# BLOQUE DE TEXTO:
Quise llorar de la emoción y de la cólera al escuchar hablar a Magaly Solier en quechua, esa lengua olvidada en las alturas, relegadas por el español, el ingles y, ahora el mandarín. Tal vez hablar quechua nos daría esa identidad que no tenemos, esa autoridad para decir que somos peruanos y que no somos sólo Cusco y Machupicchu. Hablar quechua es una deuda pendiente para mi, porque en Alemania no entendieron nada de lo que dijo Magaly Solier, pero aquí, en su tierra, tampoco (porque Magaly Solier dijo emocionada que hablaría en quechua porque su Perú la estaría viendo, algo que es mentira, porque sólo Lima y una que otra ciudad de la costa la vio, el Perú de donde ella viene no tiene cable, no tiene televisión a colores).
Humillemos de ahora en adelante a las personas que califican de ignorantes las vivencias y las historias indígenas. Defendamos nuestra identidad de peruanos, aquella que es vapuleada cada vez que nos rendimos ante un pequeño artista extranjero, un mediocre novio gringo o una vida lamentable lejos de lo nuestro, lejos de nuestra historia, la que no conocemos y a la que calificamos despectivamente.

# QUÉ HACER:
(a) Según el texto sobre el quechua, ¿en qué país no entendieron nada de lo que dijo Magaly Solier?
(b) Reproduce, por favor, el tramo del texto sobre el quechua que va desde "Humillemos de ahora" hasta "que calificamos despectivamente.".
(c) Prosigue el texto sobre el quechua a partir de su última oración.
Las líneas que vienen a continuación no tienen relación con el texto sobre el quechua.

# SECCIÓN DE DATOS:

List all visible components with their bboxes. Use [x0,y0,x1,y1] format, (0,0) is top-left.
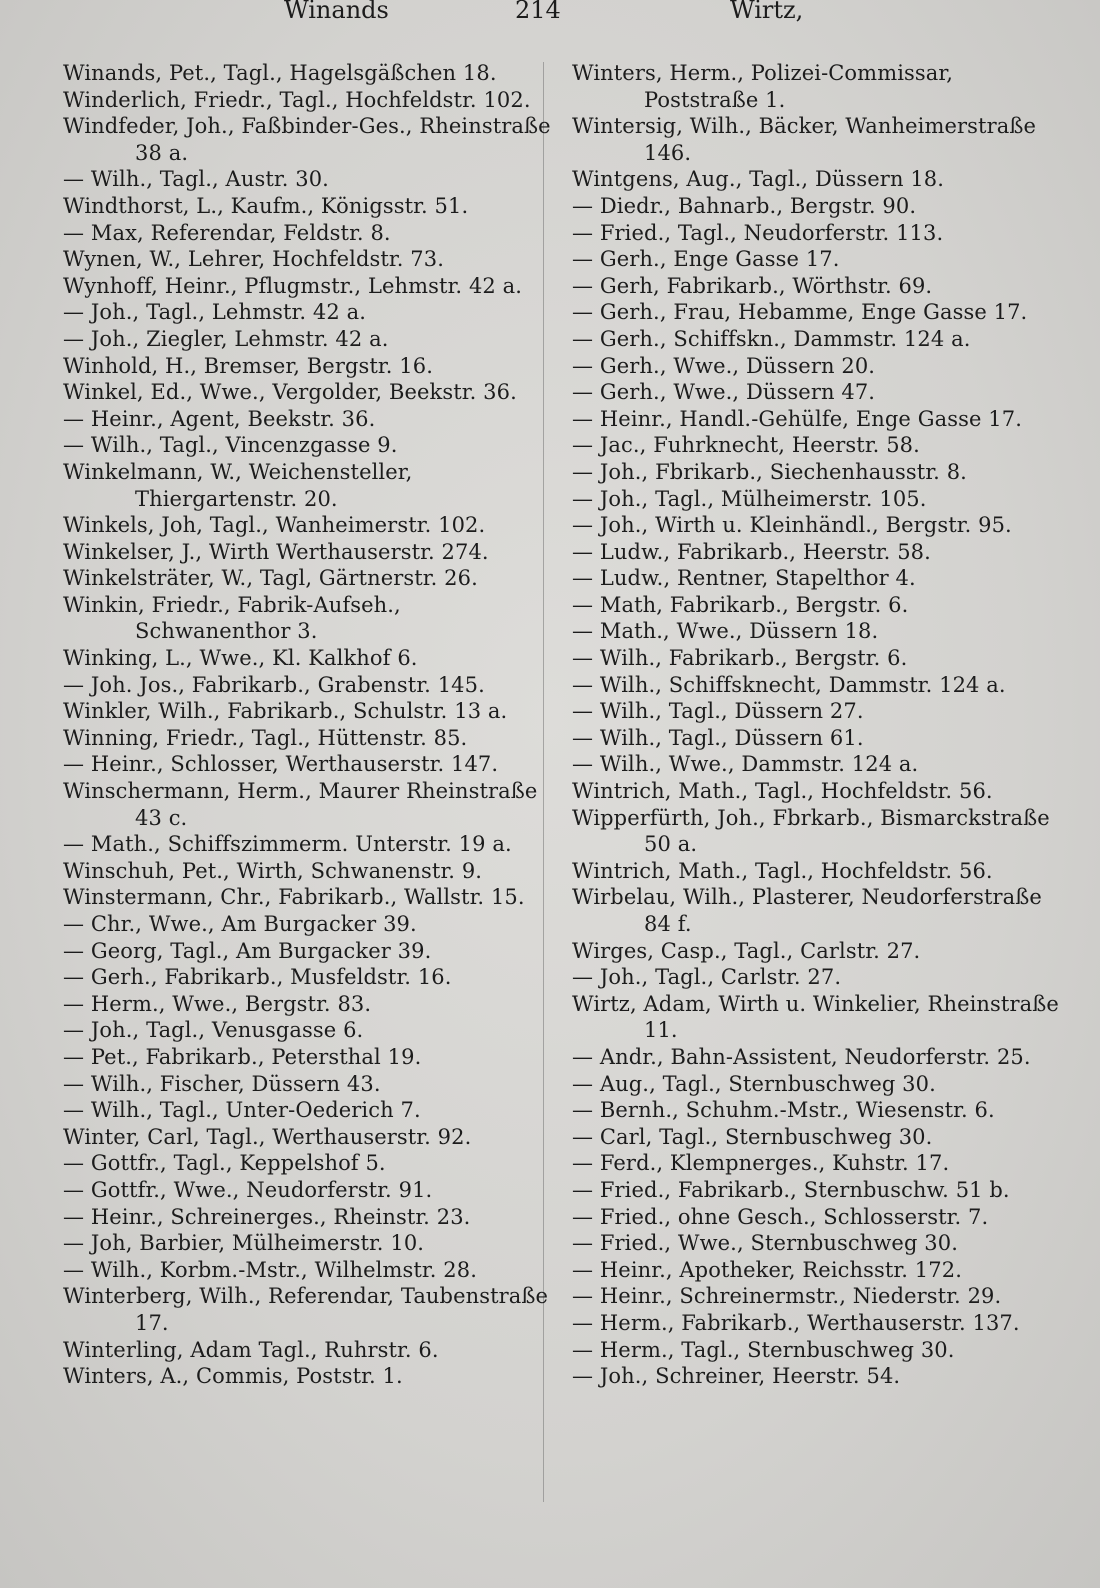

# RESPUESTAS:
(a) En Alemania.

(b)
Humillemos de ahora en adelante a las personas que califican de ignorantes las vivencias y las historias indígenas. Defendamos nuestra identidad de peruanos, aquella que es vapuleada cada vez que nos rendimos ante un pequeño artista extranjero, un mediocre novio gringo o una vida lamentable lejos de lo nuestro, lejos de nuestra historia, la que no conocemos y a la que calificamos despectivamente.

(c)
El cine peruano esta de moda dicen por ahí, enhorabuena, pero dejemos de hacer películas mediocres, de esas cuyo final desolador siempre es conocido. Profundicemos un poco más, busquemos de donde venimos, no caigamos en el intento de copiar una sociedad ajena a nuestra realidad geográfica e histórica, entendamos de una vez por todas que nuestra fuente de riqueza está en nuestras alturas, esas a las cuales visitamos sólo para tomarnos fotos y hacer un poco de turismo, porque no soportamos la falta de oxigeno, el frío o su agreste relieve. Sigamos el ejemplo de estas dos mujeres y de esta teta asustada que representa más que un premio, más que la pompa de un certamen europeo, significa remover los fundamentos de los llamados a hacer cine, música, teatro, televisión, literatura, periodismo, y demás, representa apostar más por la locura de conocer lo que tenemos y mostrarlo al mundo.